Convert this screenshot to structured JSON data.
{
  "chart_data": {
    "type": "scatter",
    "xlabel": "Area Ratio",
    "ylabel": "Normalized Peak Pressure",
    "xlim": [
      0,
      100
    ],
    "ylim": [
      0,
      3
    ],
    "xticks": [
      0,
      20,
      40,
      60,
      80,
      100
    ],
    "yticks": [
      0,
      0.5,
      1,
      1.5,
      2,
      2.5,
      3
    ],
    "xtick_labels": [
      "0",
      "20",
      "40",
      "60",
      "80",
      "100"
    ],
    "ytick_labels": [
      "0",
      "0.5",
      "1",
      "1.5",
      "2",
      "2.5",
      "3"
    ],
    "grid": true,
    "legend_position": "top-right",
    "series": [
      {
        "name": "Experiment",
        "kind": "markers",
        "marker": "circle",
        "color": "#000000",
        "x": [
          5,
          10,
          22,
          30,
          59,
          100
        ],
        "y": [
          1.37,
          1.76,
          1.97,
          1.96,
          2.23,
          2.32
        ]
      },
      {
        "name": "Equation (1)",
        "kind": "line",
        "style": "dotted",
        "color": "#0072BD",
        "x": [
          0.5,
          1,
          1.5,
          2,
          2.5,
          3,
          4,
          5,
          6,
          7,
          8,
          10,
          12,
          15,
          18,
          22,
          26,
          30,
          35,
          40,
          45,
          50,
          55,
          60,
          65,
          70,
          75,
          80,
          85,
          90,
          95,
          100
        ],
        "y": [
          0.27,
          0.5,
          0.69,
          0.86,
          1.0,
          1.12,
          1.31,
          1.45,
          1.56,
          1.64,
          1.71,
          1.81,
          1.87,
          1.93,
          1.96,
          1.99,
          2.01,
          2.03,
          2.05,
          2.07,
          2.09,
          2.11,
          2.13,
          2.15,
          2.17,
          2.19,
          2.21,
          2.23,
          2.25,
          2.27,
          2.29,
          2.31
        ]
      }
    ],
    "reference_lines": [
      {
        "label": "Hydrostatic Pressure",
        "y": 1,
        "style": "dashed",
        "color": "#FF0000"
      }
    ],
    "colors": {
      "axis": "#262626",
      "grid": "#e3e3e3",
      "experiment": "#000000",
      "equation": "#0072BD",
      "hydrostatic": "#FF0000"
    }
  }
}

__Exercise directions__
Exactly reproduce the material above.

__Result__
Convert this screenshot to structured JSON data.
{
  "chart_data": {
    "type": "scatter",
    "xlabel": "Area Ratio",
    "ylabel": "Normalized Peak Pressure",
    "xlim": [
      0,
      100
    ],
    "ylim": [
      0,
      3
    ],
    "xticks": [
      0,
      20,
      40,
      60,
      80,
      100
    ],
    "yticks": [
      0,
      0.5,
      1,
      1.5,
      2,
      2.5,
      3
    ],
    "xtick_labels": [
      "0",
      "20",
      "40",
      "60",
      "80",
      "100"
    ],
    "ytick_labels": [
      "0",
      "0.5",
      "1",
      "1.5",
      "2",
      "2.5",
      "3"
    ],
    "grid": true,
    "legend_position": "top-right",
    "series": [
      {
        "name": "Experiment",
        "kind": "markers",
        "marker": "circle",
        "color": "#000000",
        "x": [
          5,
          10,
          22,
          30,
          59,
          100
        ],
        "y": [
          1.37,
          1.76,
          1.97,
          1.96,
          2.23,
          2.32
        ]
      },
      {
        "name": "Equation (1)",
        "kind": "line",
        "style": "dotted",
        "color": "#0072BD",
        "x": [
          0.5,
          1,
          1.5,
          2,
          2.5,
          3,
          4,
          5,
          6,
          7,
          8,
          10,
          12,
          15,
          18,
          22,
          26,
          30,
          35,
          40,
          45,
          50,
          55,
          60,
          65,
          70,
          75,
          80,
          85,
          90,
          95,
          100
        ],
        "y": [
          0.27,
          0.5,
          0.69,
          0.86,
          1.0,
          1.12,
          1.31,
          1.45,
          1.56,
          1.64,
          1.71,
          1.81,
          1.87,
          1.93,
          1.96,
          1.99,
          2.01,
          2.03,
          2.05,
          2.07,
          2.09,
          2.11,
          2.13,
          2.15,
          2.17,
          2.19,
          2.21,
          2.23,
          2.25,
          2.27,
          2.29,
          2.31
        ]
      }
    ],
    "reference_lines": [
      {
        "label": "Hydrostatic Pressure",
        "y": 1,
        "style": "dashed",
        "color": "#FF0000"
      }
    ],
    "colors": {
      "axis": "#262626",
      "grid": "#e3e3e3",
      "experiment": "#000000",
      "equation": "#0072BD",
      "hydrostatic": "#FF0000"
    }
  }
}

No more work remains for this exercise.